Scan the material and copy every line in which "Foot" appears.

-.-.-

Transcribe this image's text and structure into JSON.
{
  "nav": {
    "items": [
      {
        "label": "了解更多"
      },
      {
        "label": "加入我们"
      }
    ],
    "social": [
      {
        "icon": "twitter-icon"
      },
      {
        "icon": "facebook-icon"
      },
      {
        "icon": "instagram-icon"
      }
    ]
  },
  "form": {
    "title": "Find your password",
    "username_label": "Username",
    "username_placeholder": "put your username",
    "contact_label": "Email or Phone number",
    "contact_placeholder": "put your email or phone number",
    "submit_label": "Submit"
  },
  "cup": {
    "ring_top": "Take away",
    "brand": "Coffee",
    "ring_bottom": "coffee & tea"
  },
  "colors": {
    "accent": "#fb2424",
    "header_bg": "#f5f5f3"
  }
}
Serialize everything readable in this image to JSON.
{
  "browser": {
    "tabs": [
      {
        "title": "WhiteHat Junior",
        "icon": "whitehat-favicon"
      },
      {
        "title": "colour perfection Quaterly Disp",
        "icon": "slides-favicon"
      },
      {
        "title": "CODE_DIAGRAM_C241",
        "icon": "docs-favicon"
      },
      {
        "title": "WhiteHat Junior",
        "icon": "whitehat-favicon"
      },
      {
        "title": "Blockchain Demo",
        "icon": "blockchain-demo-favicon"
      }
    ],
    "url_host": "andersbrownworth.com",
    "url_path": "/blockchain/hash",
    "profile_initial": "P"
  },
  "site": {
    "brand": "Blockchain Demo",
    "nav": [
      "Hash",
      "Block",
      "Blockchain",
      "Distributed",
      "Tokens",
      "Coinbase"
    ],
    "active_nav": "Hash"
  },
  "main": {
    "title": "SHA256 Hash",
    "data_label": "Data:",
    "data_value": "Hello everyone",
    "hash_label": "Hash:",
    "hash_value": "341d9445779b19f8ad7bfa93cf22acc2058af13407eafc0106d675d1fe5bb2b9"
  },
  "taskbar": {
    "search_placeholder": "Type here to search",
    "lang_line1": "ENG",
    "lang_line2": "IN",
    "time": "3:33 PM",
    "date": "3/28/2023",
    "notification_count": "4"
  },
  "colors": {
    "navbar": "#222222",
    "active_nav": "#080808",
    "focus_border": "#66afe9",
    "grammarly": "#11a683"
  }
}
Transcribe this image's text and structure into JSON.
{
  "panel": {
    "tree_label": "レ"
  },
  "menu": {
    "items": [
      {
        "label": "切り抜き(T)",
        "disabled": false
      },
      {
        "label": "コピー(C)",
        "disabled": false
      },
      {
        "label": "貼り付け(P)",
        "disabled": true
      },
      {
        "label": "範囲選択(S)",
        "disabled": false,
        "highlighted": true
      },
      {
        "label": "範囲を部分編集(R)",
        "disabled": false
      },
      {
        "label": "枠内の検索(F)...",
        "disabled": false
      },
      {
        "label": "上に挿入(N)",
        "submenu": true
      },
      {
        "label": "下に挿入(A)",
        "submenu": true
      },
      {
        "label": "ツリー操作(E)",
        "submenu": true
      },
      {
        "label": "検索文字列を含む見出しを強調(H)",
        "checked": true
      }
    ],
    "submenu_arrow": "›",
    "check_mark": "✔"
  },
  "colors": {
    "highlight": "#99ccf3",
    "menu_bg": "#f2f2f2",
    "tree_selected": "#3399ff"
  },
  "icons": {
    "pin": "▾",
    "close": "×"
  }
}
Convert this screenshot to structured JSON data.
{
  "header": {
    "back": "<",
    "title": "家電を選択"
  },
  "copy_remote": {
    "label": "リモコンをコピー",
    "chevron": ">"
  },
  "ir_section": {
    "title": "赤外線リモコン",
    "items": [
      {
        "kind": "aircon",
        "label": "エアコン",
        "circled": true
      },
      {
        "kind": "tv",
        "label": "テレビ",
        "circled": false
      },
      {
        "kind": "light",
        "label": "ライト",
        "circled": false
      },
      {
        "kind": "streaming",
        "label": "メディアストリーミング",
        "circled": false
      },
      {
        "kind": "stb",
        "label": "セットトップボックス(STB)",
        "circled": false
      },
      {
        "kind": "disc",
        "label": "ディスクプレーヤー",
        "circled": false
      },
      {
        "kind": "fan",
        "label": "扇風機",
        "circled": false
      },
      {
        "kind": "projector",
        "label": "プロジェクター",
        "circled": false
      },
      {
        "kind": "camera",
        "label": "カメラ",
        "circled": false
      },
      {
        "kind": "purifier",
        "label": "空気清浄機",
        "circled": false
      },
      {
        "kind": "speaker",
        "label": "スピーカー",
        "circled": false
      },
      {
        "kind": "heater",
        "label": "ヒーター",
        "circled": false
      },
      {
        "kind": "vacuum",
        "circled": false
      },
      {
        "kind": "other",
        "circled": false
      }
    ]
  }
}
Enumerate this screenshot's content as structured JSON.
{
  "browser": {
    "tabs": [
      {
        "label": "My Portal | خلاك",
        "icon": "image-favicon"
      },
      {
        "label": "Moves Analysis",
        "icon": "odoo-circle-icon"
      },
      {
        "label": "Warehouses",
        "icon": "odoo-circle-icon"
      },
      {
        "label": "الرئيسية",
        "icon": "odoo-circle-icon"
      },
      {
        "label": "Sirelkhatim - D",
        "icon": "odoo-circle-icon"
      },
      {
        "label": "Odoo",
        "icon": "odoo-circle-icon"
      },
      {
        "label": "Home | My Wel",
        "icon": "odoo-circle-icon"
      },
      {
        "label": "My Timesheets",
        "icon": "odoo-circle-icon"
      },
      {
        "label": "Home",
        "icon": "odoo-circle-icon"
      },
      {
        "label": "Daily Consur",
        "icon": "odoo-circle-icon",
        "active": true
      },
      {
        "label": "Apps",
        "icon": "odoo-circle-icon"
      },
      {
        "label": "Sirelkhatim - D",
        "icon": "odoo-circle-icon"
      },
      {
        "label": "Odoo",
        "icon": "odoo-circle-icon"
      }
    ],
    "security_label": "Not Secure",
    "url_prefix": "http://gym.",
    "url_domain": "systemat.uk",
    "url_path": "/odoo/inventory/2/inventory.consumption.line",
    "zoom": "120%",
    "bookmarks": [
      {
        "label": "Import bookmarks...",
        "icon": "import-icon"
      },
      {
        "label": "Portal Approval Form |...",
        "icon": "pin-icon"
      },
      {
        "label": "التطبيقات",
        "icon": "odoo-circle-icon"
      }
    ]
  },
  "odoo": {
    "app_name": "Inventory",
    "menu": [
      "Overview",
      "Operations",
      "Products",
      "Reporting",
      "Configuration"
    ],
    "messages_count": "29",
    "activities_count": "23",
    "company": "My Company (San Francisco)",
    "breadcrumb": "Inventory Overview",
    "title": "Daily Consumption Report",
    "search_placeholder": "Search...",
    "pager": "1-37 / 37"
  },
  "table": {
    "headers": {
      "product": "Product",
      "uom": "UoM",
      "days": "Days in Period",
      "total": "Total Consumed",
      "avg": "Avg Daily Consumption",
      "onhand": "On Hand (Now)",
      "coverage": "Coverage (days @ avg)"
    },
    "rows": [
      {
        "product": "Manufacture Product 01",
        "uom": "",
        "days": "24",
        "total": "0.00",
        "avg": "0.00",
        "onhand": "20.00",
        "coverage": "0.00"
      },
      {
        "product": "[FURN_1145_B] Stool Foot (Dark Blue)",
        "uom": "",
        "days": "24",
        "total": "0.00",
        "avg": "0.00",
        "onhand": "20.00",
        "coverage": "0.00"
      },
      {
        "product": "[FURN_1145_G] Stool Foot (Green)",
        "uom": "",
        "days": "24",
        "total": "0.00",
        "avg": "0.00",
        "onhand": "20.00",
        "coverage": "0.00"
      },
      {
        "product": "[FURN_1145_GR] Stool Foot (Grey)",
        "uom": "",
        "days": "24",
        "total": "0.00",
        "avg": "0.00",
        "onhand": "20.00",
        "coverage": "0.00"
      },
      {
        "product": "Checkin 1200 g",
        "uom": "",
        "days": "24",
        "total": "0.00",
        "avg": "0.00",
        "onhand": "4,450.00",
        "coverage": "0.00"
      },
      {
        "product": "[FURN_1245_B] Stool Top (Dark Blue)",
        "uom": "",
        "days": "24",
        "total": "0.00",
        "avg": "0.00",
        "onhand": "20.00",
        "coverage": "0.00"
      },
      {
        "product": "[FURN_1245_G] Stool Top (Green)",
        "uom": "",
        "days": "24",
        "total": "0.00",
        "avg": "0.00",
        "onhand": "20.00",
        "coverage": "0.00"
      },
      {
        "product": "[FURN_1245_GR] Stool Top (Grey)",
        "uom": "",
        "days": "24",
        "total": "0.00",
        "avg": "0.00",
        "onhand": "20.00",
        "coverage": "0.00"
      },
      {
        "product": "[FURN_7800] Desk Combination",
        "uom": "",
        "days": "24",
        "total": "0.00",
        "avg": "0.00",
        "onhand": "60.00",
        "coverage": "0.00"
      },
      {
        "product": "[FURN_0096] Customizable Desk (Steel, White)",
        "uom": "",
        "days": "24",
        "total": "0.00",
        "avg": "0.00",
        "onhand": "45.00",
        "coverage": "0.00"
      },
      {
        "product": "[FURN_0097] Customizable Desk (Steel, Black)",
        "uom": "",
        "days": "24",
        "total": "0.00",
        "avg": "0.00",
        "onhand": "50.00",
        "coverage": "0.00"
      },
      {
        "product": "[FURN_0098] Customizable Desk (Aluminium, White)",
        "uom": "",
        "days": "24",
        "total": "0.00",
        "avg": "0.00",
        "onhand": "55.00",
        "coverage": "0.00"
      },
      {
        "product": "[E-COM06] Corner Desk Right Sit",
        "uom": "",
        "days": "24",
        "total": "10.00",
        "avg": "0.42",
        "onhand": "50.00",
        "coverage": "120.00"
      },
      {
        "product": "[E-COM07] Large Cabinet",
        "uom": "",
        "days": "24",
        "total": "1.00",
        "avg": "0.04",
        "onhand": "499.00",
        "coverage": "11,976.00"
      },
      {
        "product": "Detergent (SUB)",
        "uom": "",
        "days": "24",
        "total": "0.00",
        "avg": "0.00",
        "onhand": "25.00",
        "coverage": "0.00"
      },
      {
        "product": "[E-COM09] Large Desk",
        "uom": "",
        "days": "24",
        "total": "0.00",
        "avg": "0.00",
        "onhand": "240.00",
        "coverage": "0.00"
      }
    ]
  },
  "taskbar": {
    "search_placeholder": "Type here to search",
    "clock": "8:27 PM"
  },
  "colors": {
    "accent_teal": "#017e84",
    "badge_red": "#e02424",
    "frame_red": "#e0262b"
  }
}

-.-.-

Exercise response:
        "product": "[FURN_1145_B] Stool Foot (Dark Blue)",
        "product": "[FURN_1145_G] Stool Foot (Green)",
        "product": "[FURN_1145_GR] Stool Foot (Grey)",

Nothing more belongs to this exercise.